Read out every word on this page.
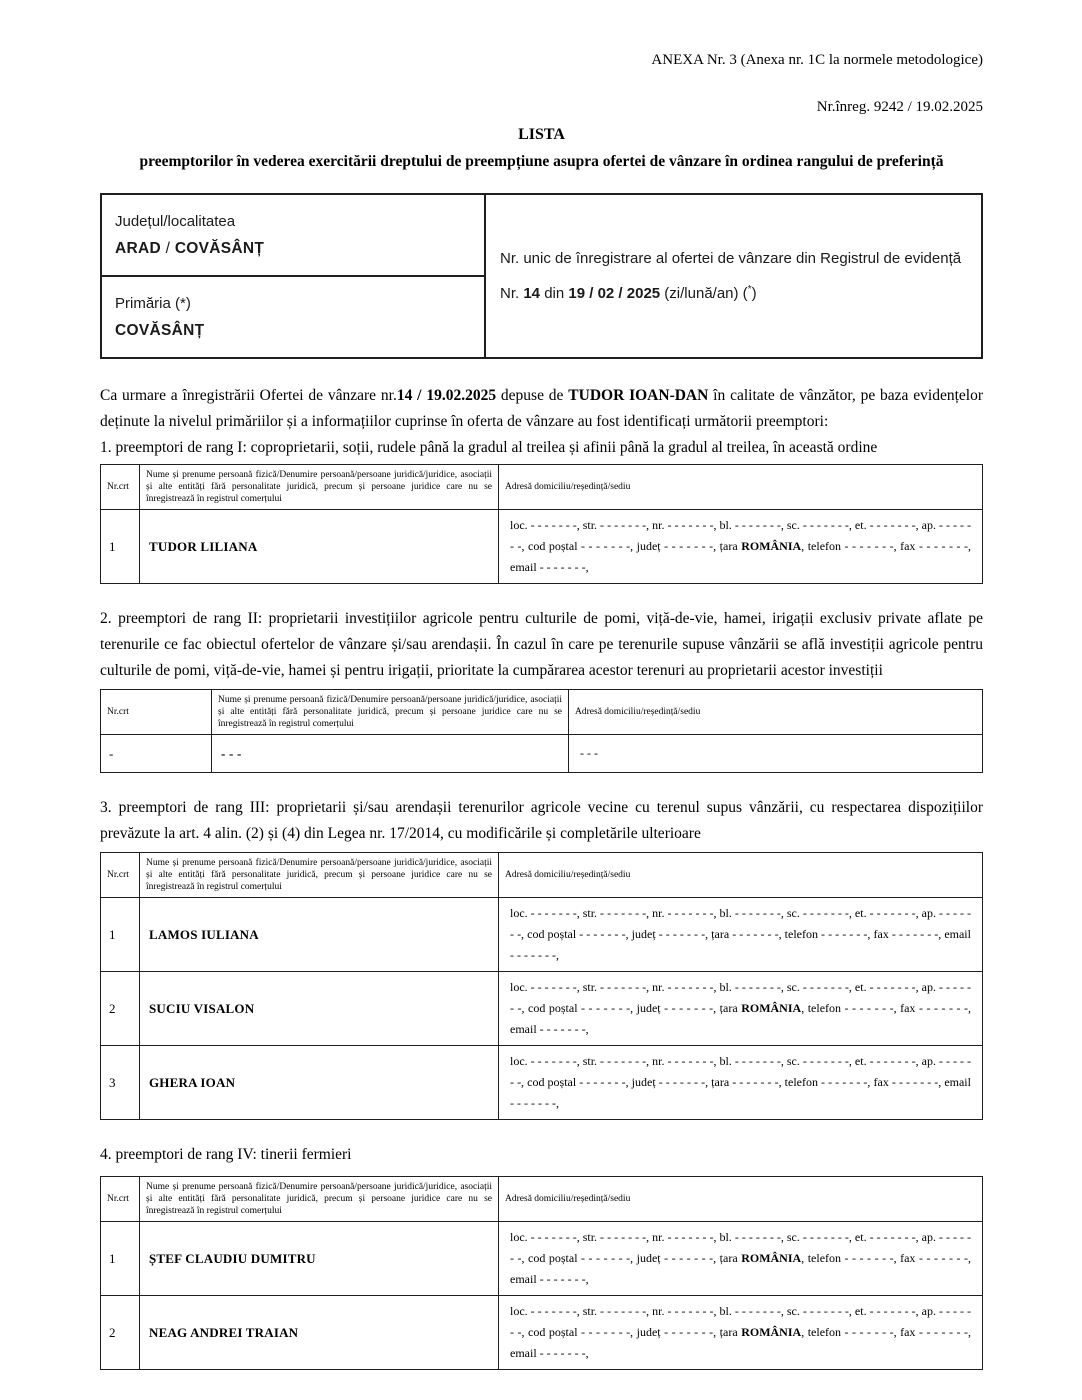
ANEXA Nr. 3 (Anexa nr. 1C la normele metodologice)
Nr.înreg. 9242 / 19.02.2025
LISTA
preemptorilor în vederea exercitării dreptului de preempțiune asupra ofertei de vânzare în ordinea rangului de preferință
Județul/localitatea
ARAD / COVĂSÂNȚ

Nr. unic de înregistrare al ofertei de vânzare din Registrul de evidență
Nr. 14 din 19 / 02 / 2025 (zi/lună/an) (*)

Primăria (*)
COVĂSÂNȚ

Ca urmare a înregistrării Ofertei de vânzare nr.14 / 19.02.2025 depuse de TUDOR IOAN-DAN în calitate de vânzător, pe baza evidențelor deținute la nivelul primăriilor și a informațiilor cuprinse în oferta de vânzare au fost identificați următorii preemptori:

1. preemptori de rang I: coproprietarii, soții, rudele până la gradul al treilea și afinii până la gradul al treilea, în această ordine

Nr.crt	Nume și prenume persoană fizică/Denumire persoană/persoane juridică/juridice, asociații și alte entități fără personalitate juridică, precum și persoane juridice care nu se înregistrează în registrul comerțului	Adresă domiciliu/reședință/sediu
1	TUDOR LILIANA	loc. - - - - - - -, str. - - - - - - -, nr. - - - - - - -, bl. - - - - - - -, sc. - - - - - - -, et. - - - - - - -, ap. - - - - - - -, cod poștal - - - - - - -, județ - - - - - - -, țara ROMÂNIA, telefon - - - - - - -, fax - - - - - - -, email - - - - - - -,

2. preemptori de rang II: proprietarii investițiilor agricole pentru culturile de pomi, viță-de-vie, hamei, irigații exclusiv private aflate pe terenurile ce fac obiectul ofertelor de vânzare și/sau arendașii. În cazul în care pe terenurile supuse vânzării se află investiții agricole pentru culturile de pomi, viță-de-vie, hamei și pentru irigații, prioritate la cumpărarea acestor terenuri au proprietarii acestor investiții

Nr.crt	Nume și prenume persoană fizică/Denumire persoană/persoane juridică/juridice, asociații și alte entități fără personalitate juridică, precum și persoane juridice care nu se înregistrează în registrul comerțului	Adresă domiciliu/reședință/sediu
-	- - -	- - -

3. preemptori de rang III: proprietarii și/sau arendașii terenurilor agricole vecine cu terenul supus vânzării, cu respectarea dispozițiilor prevăzute la art. 4 alin. (2) și (4) din Legea nr. 17/2014, cu modificările și completările ulterioare

Nr.crt	Nume și prenume persoană fizică/Denumire persoană/persoane juridică/juridice, asociații și alte entități fără personalitate juridică, precum și persoane juridice care nu se înregistrează în registrul comerțului	Adresă domiciliu/reședință/sediu
1	LAMOS IULIANA	loc. - - - - - - -, str. - - - - - - -, nr. - - - - - - -, bl. - - - - - - -, sc. - - - - - - -, et. - - - - - - -, ap. - - - - - - -, cod poștal - - - - - - -, județ - - - - - - -, țara - - - - - - -, telefon - - - - - - -, fax - - - - - - -, email - - - - - - -,
2	SUCIU VISALON	loc. - - - - - - -, str. - - - - - - -, nr. - - - - - - -, bl. - - - - - - -, sc. - - - - - - -, et. - - - - - - -, ap. - - - - - - -, cod poștal - - - - - - -, județ - - - - - - -, țara ROMÂNIA, telefon - - - - - - -, fax - - - - - - -, email - - - - - - -,
3	GHERA IOAN	loc. - - - - - - -, str. - - - - - - -, nr. - - - - - - -, bl. - - - - - - -, sc. - - - - - - -, et. - - - - - - -, ap. - - - - - - -, cod poștal - - - - - - -, județ - - - - - - -, țara - - - - - - -, telefon - - - - - - -, fax - - - - - - -, email - - - - - - -,

4. preemptori de rang IV: tinerii fermieri

Nr.crt	Nume și prenume persoană fizică/Denumire persoană/persoane juridică/juridice, asociații și alte entități fără personalitate juridică, precum și persoane juridice care nu se înregistrează în registrul comerțului	Adresă domiciliu/reședință/sediu
1	ȘTEF CLAUDIU DUMITRU	loc. - - - - - - -, str. - - - - - - -, nr. - - - - - - -, bl. - - - - - - -, sc. - - - - - - -, et. - - - - - - -, ap. - - - - - - -, cod poștal - - - - - - -, județ - - - - - - -, țara ROMÂNIA, telefon - - - - - - -, fax - - - - - - -, email - - - - - - -,
2	NEAG ANDREI TRAIAN	loc. - - - - - - -, str. - - - - - - -, nr. - - - - - - -, bl. - - - - - - -, sc. - - - - - - -, et. - - - - - - -, ap. - - - - - - -, cod poștal - - - - - - -, județ - - - - - - -, țara ROMÂNIA, telefon - - - - - - -, fax - - - - - - -, email - - - - - - -,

## Work to be completed:
Find how many lines of the material carry the string "vânzării". Only the number should be in the answer.

## Task solution:
2